▶ _Given request_: Write out the whole listing, matching it exactly.

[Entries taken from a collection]
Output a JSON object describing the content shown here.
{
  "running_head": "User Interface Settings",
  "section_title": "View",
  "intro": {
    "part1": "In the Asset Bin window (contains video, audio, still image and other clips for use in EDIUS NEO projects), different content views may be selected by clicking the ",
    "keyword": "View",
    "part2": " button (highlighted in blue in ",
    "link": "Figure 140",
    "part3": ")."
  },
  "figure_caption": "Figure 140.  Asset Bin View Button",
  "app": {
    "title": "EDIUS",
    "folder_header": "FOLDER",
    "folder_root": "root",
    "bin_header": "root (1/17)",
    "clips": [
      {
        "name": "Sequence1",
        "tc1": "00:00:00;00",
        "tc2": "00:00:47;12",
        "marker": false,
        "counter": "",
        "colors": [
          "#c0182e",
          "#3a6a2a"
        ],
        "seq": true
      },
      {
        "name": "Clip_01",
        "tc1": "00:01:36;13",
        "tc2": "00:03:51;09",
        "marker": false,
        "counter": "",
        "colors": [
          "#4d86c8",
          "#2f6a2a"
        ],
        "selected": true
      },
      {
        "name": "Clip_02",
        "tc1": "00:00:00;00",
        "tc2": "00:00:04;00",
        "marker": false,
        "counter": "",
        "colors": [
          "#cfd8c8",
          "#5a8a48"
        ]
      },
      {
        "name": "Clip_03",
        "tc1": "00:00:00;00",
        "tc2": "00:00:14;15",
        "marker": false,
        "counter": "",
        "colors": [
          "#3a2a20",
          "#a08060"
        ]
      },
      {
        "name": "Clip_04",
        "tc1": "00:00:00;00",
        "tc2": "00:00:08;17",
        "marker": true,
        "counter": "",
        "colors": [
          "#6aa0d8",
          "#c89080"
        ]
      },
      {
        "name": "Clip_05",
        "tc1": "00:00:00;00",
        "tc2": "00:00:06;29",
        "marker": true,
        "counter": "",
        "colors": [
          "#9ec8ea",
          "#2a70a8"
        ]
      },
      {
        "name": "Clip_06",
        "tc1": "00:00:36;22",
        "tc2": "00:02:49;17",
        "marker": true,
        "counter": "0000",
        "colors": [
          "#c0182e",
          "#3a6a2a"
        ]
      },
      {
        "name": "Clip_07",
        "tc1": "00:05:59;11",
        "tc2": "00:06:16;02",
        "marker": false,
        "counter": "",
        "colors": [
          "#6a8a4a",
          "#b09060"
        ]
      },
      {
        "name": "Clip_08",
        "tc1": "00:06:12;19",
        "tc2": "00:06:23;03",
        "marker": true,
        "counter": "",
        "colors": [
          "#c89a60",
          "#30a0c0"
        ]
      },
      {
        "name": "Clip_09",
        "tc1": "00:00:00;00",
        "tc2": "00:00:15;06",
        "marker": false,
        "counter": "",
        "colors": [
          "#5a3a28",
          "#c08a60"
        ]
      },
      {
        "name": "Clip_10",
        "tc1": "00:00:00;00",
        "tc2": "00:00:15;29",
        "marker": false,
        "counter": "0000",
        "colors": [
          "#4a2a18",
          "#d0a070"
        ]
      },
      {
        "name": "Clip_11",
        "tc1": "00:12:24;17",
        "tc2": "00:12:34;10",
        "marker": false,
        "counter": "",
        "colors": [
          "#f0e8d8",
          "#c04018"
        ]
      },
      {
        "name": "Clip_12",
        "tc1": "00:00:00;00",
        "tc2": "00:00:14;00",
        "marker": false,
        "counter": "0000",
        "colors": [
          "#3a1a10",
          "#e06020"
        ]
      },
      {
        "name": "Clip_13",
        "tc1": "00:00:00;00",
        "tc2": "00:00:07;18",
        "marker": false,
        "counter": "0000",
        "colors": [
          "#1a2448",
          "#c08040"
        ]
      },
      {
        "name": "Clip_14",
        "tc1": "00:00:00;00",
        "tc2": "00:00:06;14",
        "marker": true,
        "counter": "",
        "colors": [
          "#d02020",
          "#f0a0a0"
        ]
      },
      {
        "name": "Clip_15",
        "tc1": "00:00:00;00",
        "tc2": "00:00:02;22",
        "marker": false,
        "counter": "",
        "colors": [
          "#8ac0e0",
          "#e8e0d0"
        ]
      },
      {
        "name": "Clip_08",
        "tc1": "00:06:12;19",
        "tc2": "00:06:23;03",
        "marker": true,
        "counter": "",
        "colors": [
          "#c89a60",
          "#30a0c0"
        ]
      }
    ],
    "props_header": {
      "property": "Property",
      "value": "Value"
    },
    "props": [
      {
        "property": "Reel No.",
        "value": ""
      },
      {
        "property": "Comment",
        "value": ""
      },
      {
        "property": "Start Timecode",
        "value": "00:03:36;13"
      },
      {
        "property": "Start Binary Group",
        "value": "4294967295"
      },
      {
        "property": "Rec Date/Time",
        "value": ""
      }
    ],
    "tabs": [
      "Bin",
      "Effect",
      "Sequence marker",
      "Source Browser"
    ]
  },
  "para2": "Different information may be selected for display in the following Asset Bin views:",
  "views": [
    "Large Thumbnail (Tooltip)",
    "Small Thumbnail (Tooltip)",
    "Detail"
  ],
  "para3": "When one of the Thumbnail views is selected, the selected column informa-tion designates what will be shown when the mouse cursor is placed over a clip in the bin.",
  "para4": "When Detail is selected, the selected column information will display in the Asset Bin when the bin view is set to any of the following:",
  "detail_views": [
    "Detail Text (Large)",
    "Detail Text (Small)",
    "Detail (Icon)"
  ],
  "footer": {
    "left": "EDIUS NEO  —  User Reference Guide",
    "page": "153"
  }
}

▶ _Task solution_:
Output a JSON object describing the content shown here.
{
  "running_head": "User Interface Settings",
  "section_title": "View",
  "intro": {
    "part1": "In the Asset Bin window (contains video, audio, still image and other clips for use in EDIUS NEO projects), different content views may be selected by clicking the ",
    "keyword": "View",
    "part2": " button (highlighted in blue in ",
    "link": "Figure 140",
    "part3": ")."
  },
  "figure_caption": "Figure 140.  Asset Bin View Button",
  "app": {
    "title": "EDIUS",
    "folder_header": "FOLDER",
    "folder_root": "root",
    "bin_header": "root (1/17)",
    "clips": [
      {
        "name": "Sequence1",
        "tc1": "00:00:00;00",
        "tc2": "00:00:47;12",
        "marker": false,
        "counter": "",
        "colors": [
          "#c0182e",
          "#3a6a2a"
        ],
        "seq": true
      },
      {
        "name": "Clip_01",
        "tc1": "00:01:36;13",
        "tc2": "00:03:51;09",
        "marker": false,
        "counter": "",
        "colors": [
          "#4d86c8",
          "#2f6a2a"
        ],
        "selected": true
      },
      {
        "name": "Clip_02",
        "tc1": "00:00:00;00",
        "tc2": "00:00:04;00",
        "marker": false,
        "counter": "",
        "colors": [
          "#cfd8c8",
          "#5a8a48"
        ]
      },
      {
        "name": "Clip_03",
        "tc1": "00:00:00;00",
        "tc2": "00:00:14;15",
        "marker": false,
        "counter": "",
        "colors": [
          "#3a2a20",
          "#a08060"
        ]
      },
      {
        "name": "Clip_04",
        "tc1": "00:00:00;00",
        "tc2": "00:00:08;17",
        "marker": true,
        "counter": "",
        "colors": [
          "#6aa0d8",
          "#c89080"
        ]
      },
      {
        "name": "Clip_05",
        "tc1": "00:00:00;00",
        "tc2": "00:00:06;29",
        "marker": true,
        "counter": "",
        "colors": [
          "#9ec8ea",
          "#2a70a8"
        ]
      },
      {
        "name": "Clip_06",
        "tc1": "00:00:36;22",
        "tc2": "00:02:49;17",
        "marker": true,
        "counter": "0000",
        "colors": [
          "#c0182e",
          "#3a6a2a"
        ]
      },
      {
        "name": "Clip_07",
        "tc1": "00:05:59;11",
        "tc2": "00:06:16;02",
        "marker": false,
        "counter": "",
        "colors": [
          "#6a8a4a",
          "#b09060"
        ]
      },
      {
        "name": "Clip_08",
        "tc1": "00:06:12;19",
        "tc2": "00:06:23;03",
        "marker": true,
        "counter": "",
        "colors": [
          "#c89a60",
          "#30a0c0"
        ]
      },
      {
        "name": "Clip_09",
        "tc1": "00:00:00;00",
        "tc2": "00:00:15;06",
        "marker": false,
        "counter": "",
        "colors": [
          "#5a3a28",
          "#c08a60"
        ]
      },
      {
        "name": "Clip_10",
        "tc1": "00:00:00;00",
        "tc2": "00:00:15;29",
        "marker": false,
        "counter": "0000",
        "colors": [
          "#4a2a18",
          "#d0a070"
        ]
      },
      {
        "name": "Clip_11",
        "tc1": "00:12:24;17",
        "tc2": "00:12:34;10",
        "marker": false,
        "counter": "",
        "colors": [
          "#f0e8d8",
          "#c04018"
        ]
      },
      {
        "name": "Clip_12",
        "tc1": "00:00:00;00",
        "tc2": "00:00:14;00",
        "marker": false,
        "counter": "0000",
        "colors": [
          "#3a1a10",
          "#e06020"
        ]
      },
      {
        "name": "Clip_13",
        "tc1": "00:00:00;00",
        "tc2": "00:00:07;18",
        "marker": false,
        "counter": "0000",
        "colors": [
          "#1a2448",
          "#c08040"
        ]
      },
      {
        "name": "Clip_14",
        "tc1": "00:00:00;00",
        "tc2": "00:00:06;14",
        "marker": true,
        "counter": "",
        "colors": [
          "#d02020",
          "#f0a0a0"
        ]
      },
      {
        "name": "Clip_15",
        "tc1": "00:00:00;00",
        "tc2": "00:00:02;22",
        "marker": false,
        "counter": "",
        "colors": [
          "#8ac0e0",
          "#e8e0d0"
        ]
      },
      {
        "name": "Clip_08",
        "tc1": "00:06:12;19",
        "tc2": "00:06:23;03",
        "marker": true,
        "counter": "",
        "colors": [
          "#c89a60",
          "#30a0c0"
        ]
      }
    ],
    "props_header": {
      "property": "Property",
      "value": "Value"
    },
    "props": [
      {
        "property": "Reel No.",
        "value": ""
      },
      {
        "property": "Comment",
        "value": ""
      },
      {
        "property": "Start Timecode",
        "value": "00:03:36;13"
      },
      {
        "property": "Start Binary Group",
        "value": "4294967295"
      },
      {
        "property": "Rec Date/Time",
        "value": ""
      }
    ],
    "tabs": [
      "Bin",
      "Effect",
      "Sequence marker",
      "Source Browser"
    ]
  },
  "para2": "Different information may be selected for display in the following Asset Bin views:",
  "views": [
    "Large Thumbnail (Tooltip)",
    "Small Thumbnail (Tooltip)",
    "Detail"
  ],
  "para3": "When one of the Thumbnail views is selected, the selected column informa-tion designates what will be shown when the mouse cursor is placed over a clip in the bin.",
  "para4": "When Detail is selected, the selected column information will display in the Asset Bin when the bin view is set to any of the following:",
  "detail_views": [
    "Detail Text (Large)",
    "Detail Text (Small)",
    "Detail (Icon)"
  ],
  "footer": {
    "left": "EDIUS NEO  —  User Reference Guide",
    "page": "153"
  }
}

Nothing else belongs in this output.